» DATASET EXCERPTS
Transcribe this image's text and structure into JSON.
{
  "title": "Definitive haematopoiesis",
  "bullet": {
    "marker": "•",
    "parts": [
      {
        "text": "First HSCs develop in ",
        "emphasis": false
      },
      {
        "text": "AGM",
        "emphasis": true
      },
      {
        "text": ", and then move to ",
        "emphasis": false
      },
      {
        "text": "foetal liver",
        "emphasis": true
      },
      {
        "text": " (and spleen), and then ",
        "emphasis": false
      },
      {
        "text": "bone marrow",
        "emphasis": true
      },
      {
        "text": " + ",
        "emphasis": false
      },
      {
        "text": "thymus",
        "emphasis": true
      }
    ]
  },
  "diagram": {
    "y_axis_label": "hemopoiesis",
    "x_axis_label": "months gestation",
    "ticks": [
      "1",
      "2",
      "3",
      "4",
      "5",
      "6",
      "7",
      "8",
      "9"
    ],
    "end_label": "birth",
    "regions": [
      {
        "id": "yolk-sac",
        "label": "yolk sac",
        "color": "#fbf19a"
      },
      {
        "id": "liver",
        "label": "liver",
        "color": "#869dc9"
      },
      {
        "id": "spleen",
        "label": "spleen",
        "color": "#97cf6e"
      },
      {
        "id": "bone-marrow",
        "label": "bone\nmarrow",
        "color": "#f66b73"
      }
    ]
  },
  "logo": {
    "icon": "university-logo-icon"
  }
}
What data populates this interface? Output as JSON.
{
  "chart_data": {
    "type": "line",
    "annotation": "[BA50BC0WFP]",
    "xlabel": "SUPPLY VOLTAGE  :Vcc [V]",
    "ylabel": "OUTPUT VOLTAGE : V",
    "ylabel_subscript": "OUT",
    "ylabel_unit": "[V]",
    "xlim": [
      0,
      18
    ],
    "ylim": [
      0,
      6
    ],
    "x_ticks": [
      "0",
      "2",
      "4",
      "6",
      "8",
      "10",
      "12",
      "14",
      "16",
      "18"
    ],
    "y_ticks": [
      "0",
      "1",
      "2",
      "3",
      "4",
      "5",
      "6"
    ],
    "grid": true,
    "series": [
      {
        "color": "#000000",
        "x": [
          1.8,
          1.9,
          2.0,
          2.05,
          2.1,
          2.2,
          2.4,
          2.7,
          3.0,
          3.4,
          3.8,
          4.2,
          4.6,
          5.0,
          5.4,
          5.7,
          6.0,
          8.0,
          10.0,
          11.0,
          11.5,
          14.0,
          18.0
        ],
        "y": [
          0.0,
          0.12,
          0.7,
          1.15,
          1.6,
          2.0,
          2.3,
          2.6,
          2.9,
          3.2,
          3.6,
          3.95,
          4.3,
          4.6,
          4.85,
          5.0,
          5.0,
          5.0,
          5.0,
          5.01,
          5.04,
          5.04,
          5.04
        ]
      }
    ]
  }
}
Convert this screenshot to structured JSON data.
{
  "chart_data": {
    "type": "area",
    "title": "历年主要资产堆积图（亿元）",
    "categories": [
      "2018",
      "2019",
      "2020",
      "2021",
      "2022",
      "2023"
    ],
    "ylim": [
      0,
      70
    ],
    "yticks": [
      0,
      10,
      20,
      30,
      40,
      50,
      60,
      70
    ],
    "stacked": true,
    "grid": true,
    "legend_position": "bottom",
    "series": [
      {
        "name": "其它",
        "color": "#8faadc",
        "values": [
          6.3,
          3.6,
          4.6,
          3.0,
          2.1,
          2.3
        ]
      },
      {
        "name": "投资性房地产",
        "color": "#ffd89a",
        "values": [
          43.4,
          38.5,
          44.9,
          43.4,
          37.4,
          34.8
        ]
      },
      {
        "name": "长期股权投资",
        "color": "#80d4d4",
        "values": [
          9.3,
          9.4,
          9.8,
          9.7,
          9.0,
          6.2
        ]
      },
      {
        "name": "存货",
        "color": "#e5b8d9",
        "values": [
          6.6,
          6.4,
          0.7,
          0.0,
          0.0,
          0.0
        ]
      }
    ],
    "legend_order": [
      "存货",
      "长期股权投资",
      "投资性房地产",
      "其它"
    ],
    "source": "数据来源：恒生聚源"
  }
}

» REQUEST
Set out every line from the material that contains the string "then".

» RESULT OF THIS TASK
        "text": ", and then move to ",
        "text": " (and spleen), and then ",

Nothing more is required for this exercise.